**Work to be completed:** Filter the records below and copy every line containing the word "keramičke".

**Entries shown:**
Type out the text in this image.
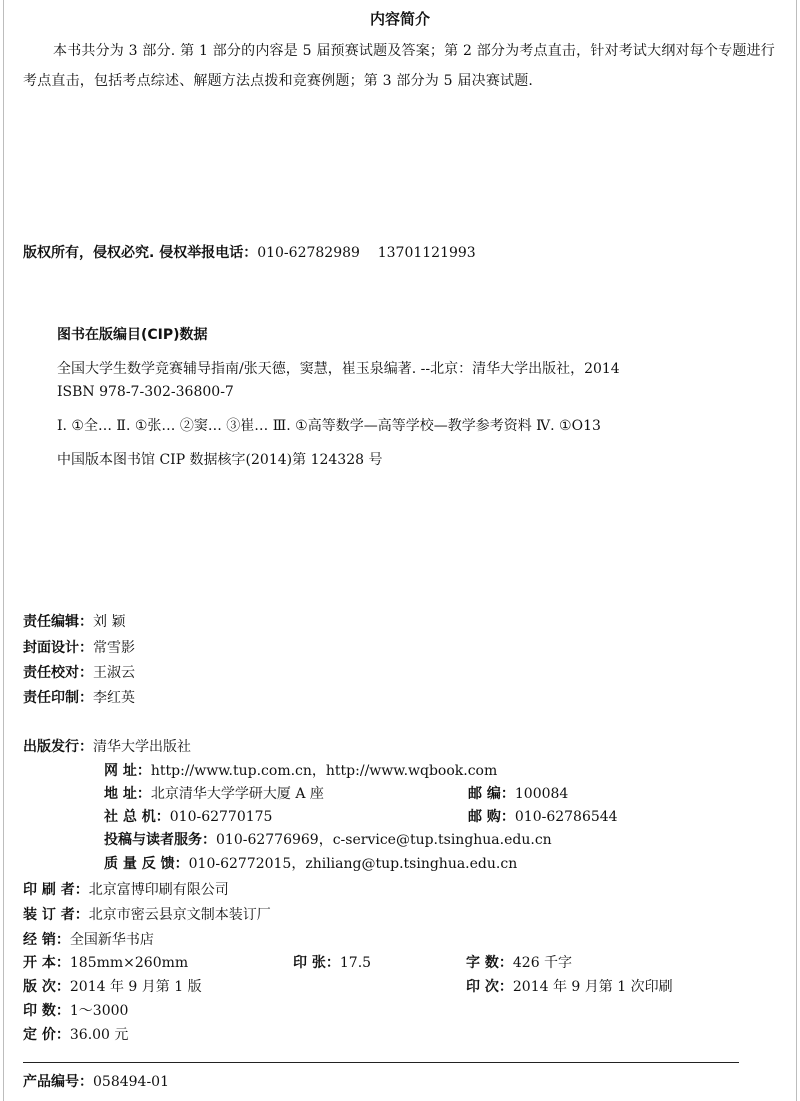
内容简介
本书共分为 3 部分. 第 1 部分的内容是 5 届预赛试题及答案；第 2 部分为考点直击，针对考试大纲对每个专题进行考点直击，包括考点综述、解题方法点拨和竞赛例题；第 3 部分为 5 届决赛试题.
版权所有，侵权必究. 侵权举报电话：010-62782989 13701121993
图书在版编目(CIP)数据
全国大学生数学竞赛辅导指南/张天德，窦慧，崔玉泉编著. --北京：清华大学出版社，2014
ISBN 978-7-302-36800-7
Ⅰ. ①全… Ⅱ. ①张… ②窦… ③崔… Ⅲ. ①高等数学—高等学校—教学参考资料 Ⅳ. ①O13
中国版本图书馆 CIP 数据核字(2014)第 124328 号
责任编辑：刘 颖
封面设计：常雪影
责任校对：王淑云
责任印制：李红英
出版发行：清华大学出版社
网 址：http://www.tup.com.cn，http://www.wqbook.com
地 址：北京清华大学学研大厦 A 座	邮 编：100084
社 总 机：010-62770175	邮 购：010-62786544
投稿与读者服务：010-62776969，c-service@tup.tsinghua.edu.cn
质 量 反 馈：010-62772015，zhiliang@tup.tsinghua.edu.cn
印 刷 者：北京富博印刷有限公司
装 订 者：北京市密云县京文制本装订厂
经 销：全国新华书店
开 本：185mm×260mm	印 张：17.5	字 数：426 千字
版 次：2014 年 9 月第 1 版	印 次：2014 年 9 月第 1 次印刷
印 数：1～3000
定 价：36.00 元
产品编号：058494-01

* * *

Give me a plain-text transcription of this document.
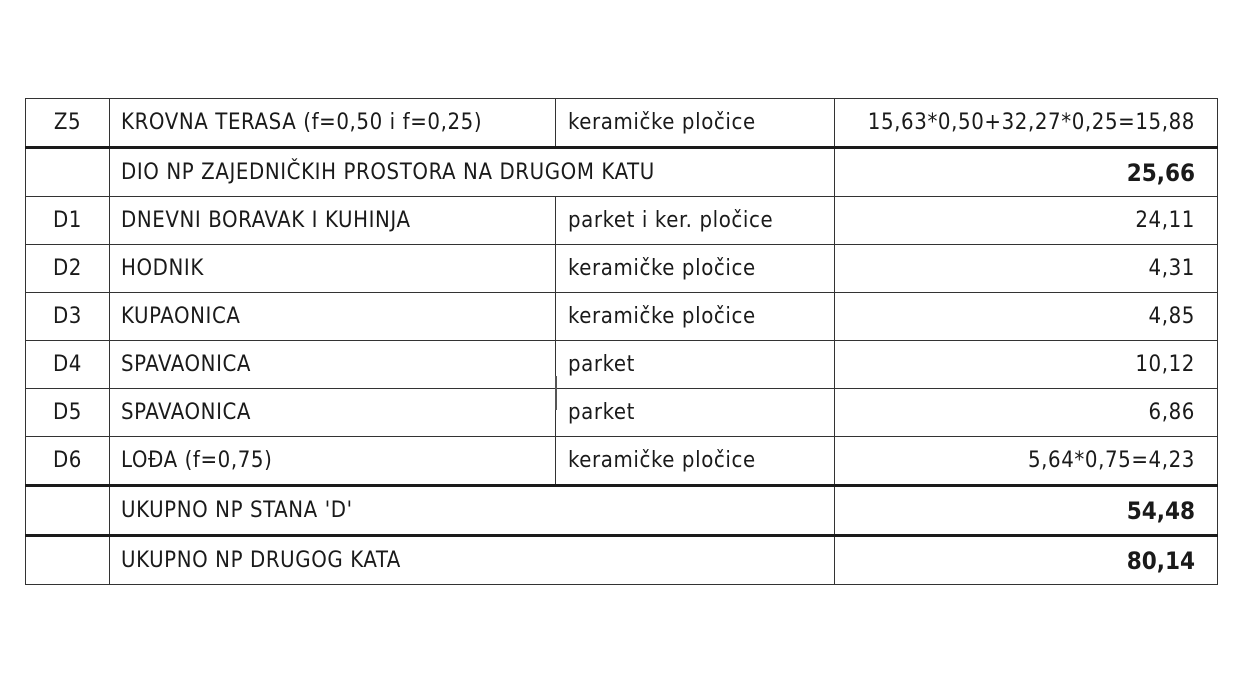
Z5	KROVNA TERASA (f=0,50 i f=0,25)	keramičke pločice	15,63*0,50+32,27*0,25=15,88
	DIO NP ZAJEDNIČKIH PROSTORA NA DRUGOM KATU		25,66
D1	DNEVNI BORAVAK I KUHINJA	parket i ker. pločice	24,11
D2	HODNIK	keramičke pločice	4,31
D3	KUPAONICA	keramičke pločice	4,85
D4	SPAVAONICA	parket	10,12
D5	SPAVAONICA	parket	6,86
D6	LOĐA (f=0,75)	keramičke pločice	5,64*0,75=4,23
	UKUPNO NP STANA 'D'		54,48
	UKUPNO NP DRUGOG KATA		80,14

**Full response:**
Z5	KROVNA TERASA (f=0,50 i f=0,25)	keramičke pločice	15,63*0,50+32,27*0,25=15,88
D2	HODNIK	keramičke pločice	4,31
D3	KUPAONICA	keramičke pločice	4,85
D6	LOĐA (f=0,75)	keramičke pločice	5,64*0,75=4,23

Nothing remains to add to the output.